— Begin —

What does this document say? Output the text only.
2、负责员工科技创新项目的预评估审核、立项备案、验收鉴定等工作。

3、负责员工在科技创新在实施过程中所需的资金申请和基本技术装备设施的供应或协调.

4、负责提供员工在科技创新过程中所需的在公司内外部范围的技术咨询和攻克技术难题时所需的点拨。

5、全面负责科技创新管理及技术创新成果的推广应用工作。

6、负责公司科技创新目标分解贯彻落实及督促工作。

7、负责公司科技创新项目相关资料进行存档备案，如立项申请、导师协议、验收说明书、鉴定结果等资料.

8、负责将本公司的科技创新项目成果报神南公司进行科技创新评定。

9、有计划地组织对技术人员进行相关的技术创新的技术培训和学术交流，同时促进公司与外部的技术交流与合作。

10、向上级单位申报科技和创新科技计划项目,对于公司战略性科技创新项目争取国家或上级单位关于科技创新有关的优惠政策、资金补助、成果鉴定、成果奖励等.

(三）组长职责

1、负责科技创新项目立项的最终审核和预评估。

— End —

# What is asked
Please quote the data above in full, with no line missing.

# Reply
What does this document say? Output the text only.
2、负责员工科技创新项目的预评估审核、立项备案、验收鉴定等工作。

3、负责员工在科技创新在实施过程中所需的资金申请和基本技术装备设施的供应或协调.

4、负责提供员工在科技创新过程中所需的在公司内外部范围的技术咨询和攻克技术难题时所需的点拨。

5、全面负责科技创新管理及技术创新成果的推广应用工作。

6、负责公司科技创新目标分解贯彻落实及督促工作。

7、负责公司科技创新项目相关资料进行存档备案，如立项申请、导师协议、验收说明书、鉴定结果等资料.

8、负责将本公司的科技创新项目成果报神南公司进行科技创新评定。

9、有计划地组织对技术人员进行相关的技术创新的技术培训和学术交流，同时促进公司与外部的技术交流与合作。

10、向上级单位申报科技和创新科技计划项目,对于公司战略性科技创新项目争取国家或上级单位关于科技创新有关的优惠政策、资金补助、成果鉴定、成果奖励等.

(三）组长职责

1、负责科技创新项目立项的最终审核和预评估。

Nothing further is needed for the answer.